Aim
Work out the number of lines containing "производится". Give that number alone.
───
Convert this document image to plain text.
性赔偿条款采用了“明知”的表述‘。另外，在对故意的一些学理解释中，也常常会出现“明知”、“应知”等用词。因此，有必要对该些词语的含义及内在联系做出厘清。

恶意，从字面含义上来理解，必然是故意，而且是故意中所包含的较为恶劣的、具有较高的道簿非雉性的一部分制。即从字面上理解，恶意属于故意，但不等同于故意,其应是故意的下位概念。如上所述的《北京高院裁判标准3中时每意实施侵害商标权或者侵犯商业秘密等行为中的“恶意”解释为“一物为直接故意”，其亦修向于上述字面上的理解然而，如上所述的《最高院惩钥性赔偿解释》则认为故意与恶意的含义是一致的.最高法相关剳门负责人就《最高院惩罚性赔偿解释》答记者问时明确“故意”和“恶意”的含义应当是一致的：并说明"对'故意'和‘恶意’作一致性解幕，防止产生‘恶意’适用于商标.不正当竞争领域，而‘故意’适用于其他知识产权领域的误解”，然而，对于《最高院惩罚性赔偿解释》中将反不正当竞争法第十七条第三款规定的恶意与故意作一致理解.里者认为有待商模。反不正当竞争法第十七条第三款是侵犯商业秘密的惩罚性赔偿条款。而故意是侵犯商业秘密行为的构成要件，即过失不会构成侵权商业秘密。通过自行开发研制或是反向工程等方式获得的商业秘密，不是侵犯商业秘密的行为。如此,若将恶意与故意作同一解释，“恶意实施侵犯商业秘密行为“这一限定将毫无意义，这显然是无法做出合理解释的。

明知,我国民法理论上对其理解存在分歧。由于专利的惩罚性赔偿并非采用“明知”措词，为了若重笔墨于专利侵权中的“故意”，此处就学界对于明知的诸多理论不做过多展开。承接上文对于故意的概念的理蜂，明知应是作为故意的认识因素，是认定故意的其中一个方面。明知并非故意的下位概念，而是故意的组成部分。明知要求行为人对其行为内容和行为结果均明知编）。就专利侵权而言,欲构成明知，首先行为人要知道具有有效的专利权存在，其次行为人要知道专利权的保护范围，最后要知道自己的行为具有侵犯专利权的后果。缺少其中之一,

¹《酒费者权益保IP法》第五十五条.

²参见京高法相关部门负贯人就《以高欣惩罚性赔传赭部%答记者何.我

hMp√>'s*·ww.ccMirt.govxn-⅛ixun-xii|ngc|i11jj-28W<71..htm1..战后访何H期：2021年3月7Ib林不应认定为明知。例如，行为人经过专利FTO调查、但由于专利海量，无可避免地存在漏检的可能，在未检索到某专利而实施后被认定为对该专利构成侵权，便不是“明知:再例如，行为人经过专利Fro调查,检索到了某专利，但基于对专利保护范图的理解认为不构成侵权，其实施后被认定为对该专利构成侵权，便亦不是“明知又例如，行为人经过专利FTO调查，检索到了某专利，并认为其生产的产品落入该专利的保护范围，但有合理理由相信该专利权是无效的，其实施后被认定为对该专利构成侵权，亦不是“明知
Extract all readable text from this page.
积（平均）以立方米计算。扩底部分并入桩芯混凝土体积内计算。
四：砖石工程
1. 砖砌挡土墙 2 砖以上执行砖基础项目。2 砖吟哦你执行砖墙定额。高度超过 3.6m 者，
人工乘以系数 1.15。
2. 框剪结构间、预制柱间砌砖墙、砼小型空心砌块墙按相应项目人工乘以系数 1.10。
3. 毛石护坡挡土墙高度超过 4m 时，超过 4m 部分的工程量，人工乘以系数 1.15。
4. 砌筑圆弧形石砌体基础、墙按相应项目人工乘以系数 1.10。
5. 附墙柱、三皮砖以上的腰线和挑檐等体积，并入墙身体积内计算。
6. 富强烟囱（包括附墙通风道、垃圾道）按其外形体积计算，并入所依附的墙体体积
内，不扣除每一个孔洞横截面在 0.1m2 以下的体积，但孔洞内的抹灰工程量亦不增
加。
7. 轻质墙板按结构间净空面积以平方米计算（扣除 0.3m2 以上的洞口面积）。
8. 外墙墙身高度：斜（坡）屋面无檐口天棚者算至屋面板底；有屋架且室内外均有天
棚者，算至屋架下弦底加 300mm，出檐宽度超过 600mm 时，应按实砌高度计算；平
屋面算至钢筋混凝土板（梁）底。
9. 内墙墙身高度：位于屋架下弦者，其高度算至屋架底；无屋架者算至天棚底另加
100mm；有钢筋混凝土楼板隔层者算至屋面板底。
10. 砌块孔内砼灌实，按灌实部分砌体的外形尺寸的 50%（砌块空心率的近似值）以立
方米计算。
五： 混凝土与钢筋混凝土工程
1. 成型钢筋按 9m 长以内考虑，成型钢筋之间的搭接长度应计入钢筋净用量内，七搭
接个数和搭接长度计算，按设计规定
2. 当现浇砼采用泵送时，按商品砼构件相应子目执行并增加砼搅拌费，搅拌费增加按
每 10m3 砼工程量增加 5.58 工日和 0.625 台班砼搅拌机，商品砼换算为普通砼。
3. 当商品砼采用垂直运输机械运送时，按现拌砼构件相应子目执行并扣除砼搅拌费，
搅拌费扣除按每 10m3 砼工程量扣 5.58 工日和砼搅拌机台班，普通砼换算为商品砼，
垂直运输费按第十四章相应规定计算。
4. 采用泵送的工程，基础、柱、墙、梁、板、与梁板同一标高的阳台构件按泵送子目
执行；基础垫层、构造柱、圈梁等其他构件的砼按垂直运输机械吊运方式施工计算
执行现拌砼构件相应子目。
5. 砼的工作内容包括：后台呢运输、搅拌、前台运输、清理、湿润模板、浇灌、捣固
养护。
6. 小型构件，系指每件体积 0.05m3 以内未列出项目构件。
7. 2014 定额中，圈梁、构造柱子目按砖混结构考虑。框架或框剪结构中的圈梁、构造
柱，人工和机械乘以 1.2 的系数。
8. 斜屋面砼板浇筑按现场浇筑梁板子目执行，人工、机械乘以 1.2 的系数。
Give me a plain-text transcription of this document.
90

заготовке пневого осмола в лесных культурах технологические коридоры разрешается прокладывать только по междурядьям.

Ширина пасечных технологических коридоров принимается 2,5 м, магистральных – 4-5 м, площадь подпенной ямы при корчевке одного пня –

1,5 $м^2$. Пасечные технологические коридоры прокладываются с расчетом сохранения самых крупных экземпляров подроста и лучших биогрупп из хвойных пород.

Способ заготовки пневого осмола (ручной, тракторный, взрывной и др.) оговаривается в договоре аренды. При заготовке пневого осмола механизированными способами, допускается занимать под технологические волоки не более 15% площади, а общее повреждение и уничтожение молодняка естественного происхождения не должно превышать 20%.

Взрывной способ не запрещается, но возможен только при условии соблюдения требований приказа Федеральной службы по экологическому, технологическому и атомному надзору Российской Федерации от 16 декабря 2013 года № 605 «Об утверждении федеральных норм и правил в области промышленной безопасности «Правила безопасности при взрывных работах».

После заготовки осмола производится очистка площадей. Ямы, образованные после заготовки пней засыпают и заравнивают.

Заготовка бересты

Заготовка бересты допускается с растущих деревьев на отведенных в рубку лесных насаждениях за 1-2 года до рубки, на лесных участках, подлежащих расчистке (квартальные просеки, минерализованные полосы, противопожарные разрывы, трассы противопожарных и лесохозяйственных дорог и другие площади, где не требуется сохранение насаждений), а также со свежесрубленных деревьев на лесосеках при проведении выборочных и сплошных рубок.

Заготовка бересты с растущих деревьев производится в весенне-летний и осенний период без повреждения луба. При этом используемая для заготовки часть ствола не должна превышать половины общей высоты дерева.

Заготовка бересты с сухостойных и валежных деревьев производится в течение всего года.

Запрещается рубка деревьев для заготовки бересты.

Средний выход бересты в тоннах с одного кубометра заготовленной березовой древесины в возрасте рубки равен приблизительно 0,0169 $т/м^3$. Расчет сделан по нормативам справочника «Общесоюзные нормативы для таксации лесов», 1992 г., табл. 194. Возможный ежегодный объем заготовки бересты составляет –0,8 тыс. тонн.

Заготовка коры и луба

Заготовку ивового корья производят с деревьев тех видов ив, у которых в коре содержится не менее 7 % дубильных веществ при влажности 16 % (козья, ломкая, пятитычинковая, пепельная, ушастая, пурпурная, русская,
───
Correct result
3